(WRITTEN INSTRUCTION) Using the data below, tally the lines that include the string "fait". Only the number is wanted.

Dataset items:
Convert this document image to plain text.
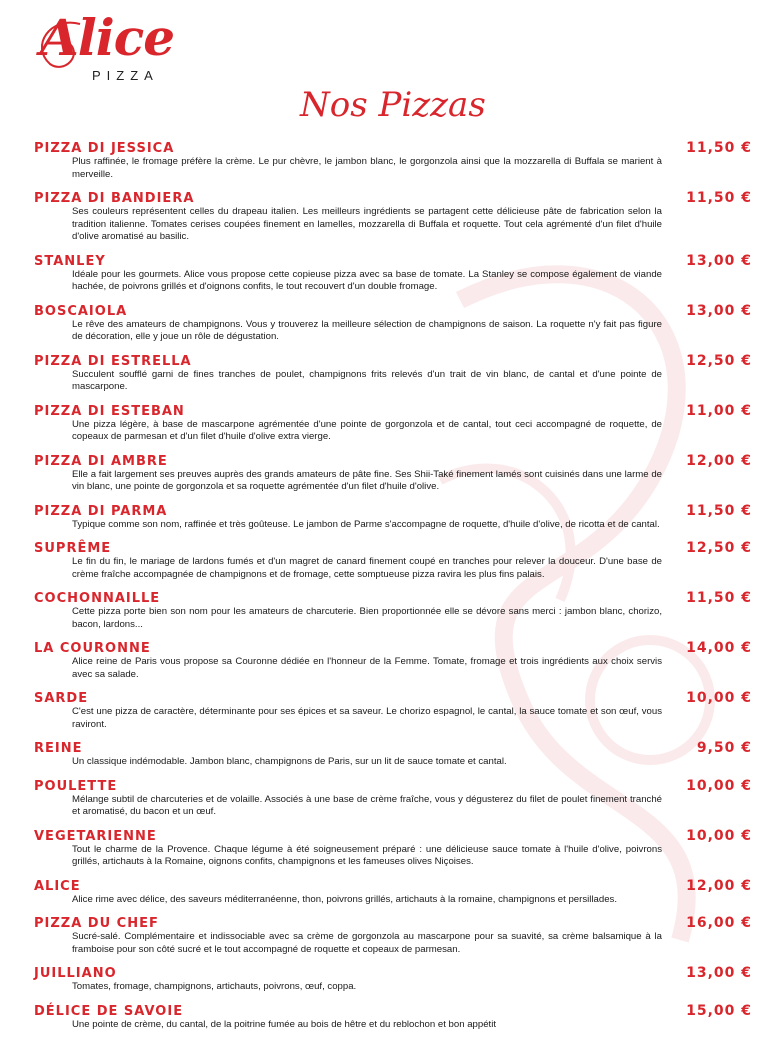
Alice
PIZZA
Nos Pizzas
PIZZA DI JESSICA	11,50 €
Plus raffinée, le fromage préfère la crème. Le pur chèvre, le jambon blanc, le gorgonzola ainsi que la mozzarella di Buffala se marient à merveille.
PIZZA DI BANDIERA	11,50 €
Ses couleurs représentent celles du drapeau italien. Les meilleurs ingrédients se partagent cette délicieuse pâte de fabrication selon la tradition italienne. Tomates cerises coupées finement en lamelles, mozzarella di Buffala et roquette. Tout cela agrémenté d'un filet d'huile d'olive aromatisé au basilic.
STANLEY	13,00 €
Idéale pour les gourmets. Alice vous propose cette copieuse pizza avec sa base de tomate. La Stanley se compose également de viande hachée, de poivrons grillés et d'oignons confits, le tout recouvert d'un double fromage.
BOSCAIOLA	13,00 €
Le rêve des amateurs de champignons. Vous y trouverez la meilleure sélection de champignons de saison. La roquette n'y fait pas figure de décoration, elle y joue un rôle de dégustation.
PIZZA DI ESTRELLA	12,50 €
Succulent soufflé garni de fines tranches de poulet, champignons frits relevés d'un trait de vin blanc, de cantal et d'une pointe de mascarpone.
PIZZA DI ESTEBAN	11,00 €
Une pizza légère, à base de mascarpone agrémentée d'une pointe de gorgonzola et de cantal, tout ceci accompagné de roquette, de copeaux de parmesan et d'un filet d'huile d'olive extra vierge.
PIZZA DI AMBRE	12,00 €
Elle a fait largement ses preuves auprès des grands amateurs de pâte fine. Ses Shii-Také finement lamés sont cuisinés dans une larme de vin blanc, une pointe de gorgonzola et sa roquette agrémentée d'un filet d'huile d'olive.
PIZZA DI PARMA	11,50 €
Typique comme son nom, raffinée et très goûteuse. Le jambon de Parme s'accompagne de roquette, d'huile d'olive, de ricotta et de cantal.
SUPRÊME	12,50 €
Le fin du fin, le mariage de lardons fumés et d'un magret de canard finement coupé en tranches pour relever la douceur. D'une base de crème fraîche accompagnée de champignons et de fromage, cette somptueuse pizza ravira les plus fins palais.
COCHONNAILLE	11,50 €
Cette pizza porte bien son nom pour les amateurs de charcuterie. Bien proportionnée elle se dévore sans merci : jambon blanc, chorizo, bacon, lardons...
LA COURONNE	14,00 €
Alice reine de Paris vous propose sa Couronne dédiée en l'honneur de la Femme. Tomate, fromage et trois ingrédients aux choix servis avec sa salade.
SARDE	10,00 €
C'est une pizza de caractère, déterminante pour ses épices et sa saveur. Le chorizo espagnol, le cantal, la sauce tomate et son œuf, vous raviront.
REINE	9,50 €
Un classique indémodable. Jambon blanc, champignons de Paris, sur un lit de sauce tomate et cantal.
POULETTE	10,00 €
Mélange subtil de charcuteries et de volaille. Associés à une base de crème fraîche, vous y dégusterez du filet de poulet finement tranché et aromatisé, du bacon et un œuf.
VEGETARIENNE	10,00 €
Tout le charme de la Provence. Chaque légume à été soigneusement préparé : une délicieuse sauce tomate à l'huile d'olive, poivrons grillés, artichauts à la Romaine, oignons confits, champignons et les fameuses olives Niçoises.
ALICE	12,00 €
Alice rime avec délice, des saveurs méditerranéenne, thon, poivrons grillés, artichauts à la romaine, champignons et persillades.
PIZZA DU CHEF	16,00 €
Sucré-salé. Complémentaire et indissociable avec sa crème de gorgonzola au mascarpone pour sa suavité, sa crème balsamique à la framboise pour son côté sucré et le tout accompagné de roquette et copeaux de parmesan.
JUILLIANO	13,00 €
Tomates, fromage, champignons, artichauts, poivrons, œuf, coppa.
DÉLICE DE SAVOIE	15,00 €
Une pointe de crème, du cantal, de la poitrine fumée au bois de hêtre et du reblochon et bon appétit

(ANSWER) 2